Review the material line by line. Identify and copy every line that contains the string "with".

************

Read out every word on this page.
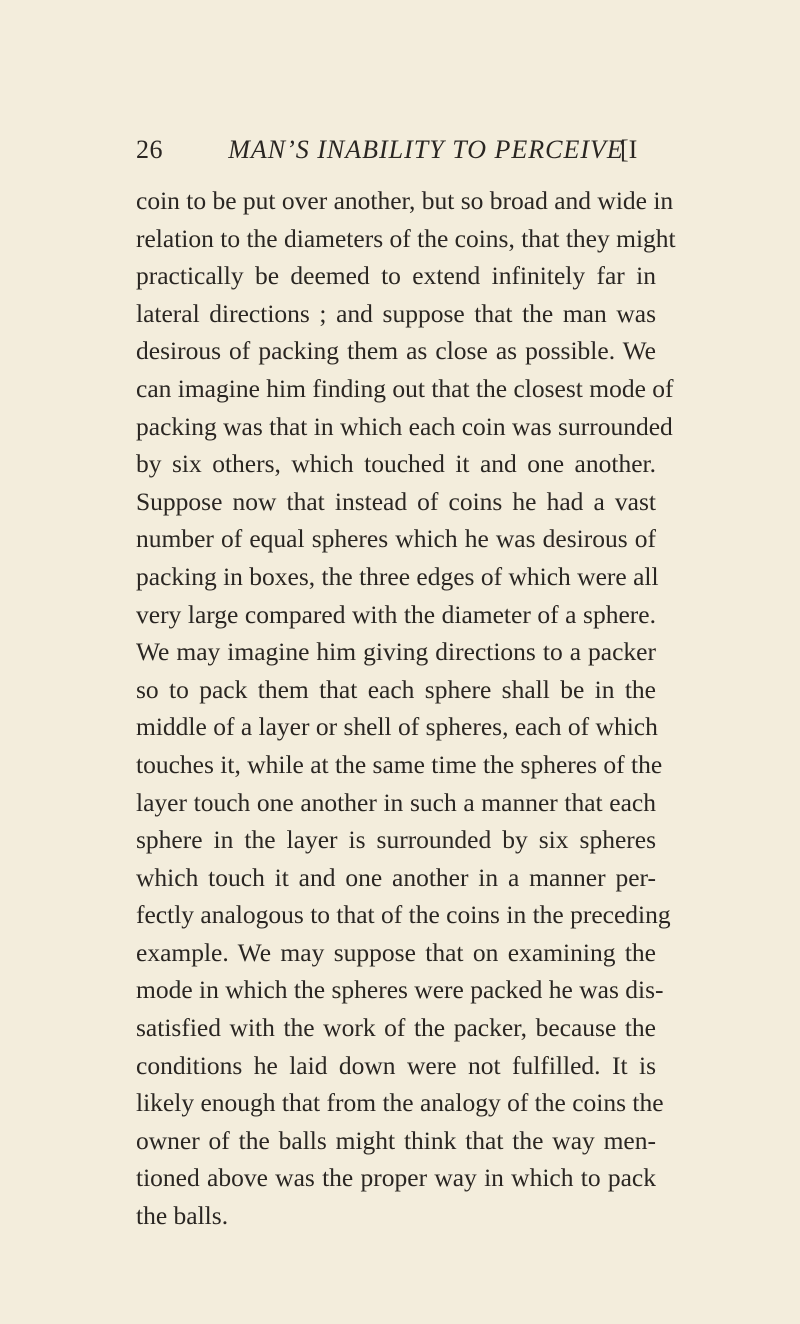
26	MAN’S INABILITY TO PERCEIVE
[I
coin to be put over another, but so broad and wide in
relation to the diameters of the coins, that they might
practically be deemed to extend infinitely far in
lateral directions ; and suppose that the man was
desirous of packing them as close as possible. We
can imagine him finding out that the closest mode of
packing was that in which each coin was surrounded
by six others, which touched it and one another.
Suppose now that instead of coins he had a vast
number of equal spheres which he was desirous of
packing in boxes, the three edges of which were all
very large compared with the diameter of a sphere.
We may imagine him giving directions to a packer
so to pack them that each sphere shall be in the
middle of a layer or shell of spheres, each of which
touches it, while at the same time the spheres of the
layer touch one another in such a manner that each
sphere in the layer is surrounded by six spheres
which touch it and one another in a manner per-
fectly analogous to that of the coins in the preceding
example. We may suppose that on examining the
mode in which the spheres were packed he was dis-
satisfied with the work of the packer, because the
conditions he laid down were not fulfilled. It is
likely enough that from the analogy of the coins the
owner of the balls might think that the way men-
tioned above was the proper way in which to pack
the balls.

************

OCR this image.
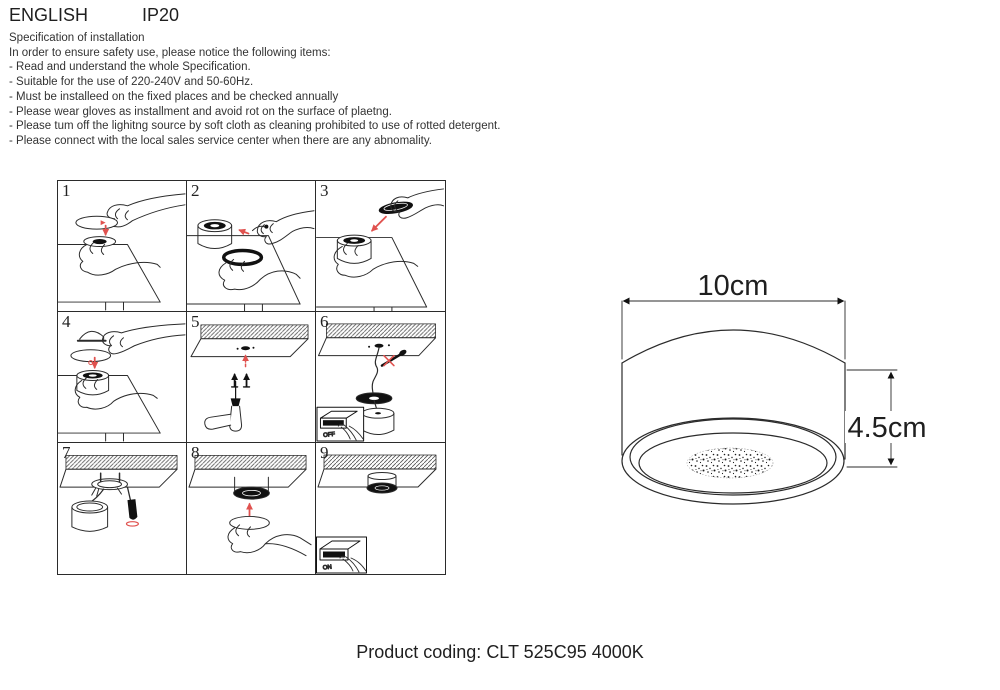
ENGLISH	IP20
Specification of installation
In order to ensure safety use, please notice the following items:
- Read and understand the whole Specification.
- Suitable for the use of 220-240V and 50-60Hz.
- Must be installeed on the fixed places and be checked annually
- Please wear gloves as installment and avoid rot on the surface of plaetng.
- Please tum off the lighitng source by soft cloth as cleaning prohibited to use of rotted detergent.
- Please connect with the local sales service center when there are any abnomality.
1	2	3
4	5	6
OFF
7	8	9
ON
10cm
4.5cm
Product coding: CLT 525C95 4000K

************

> **Output for this exercise**
very large compared with the diameter of a sphere.
satisfied with the work of the packer, because the
- Please connect with the local sales service center when there are any abnomality.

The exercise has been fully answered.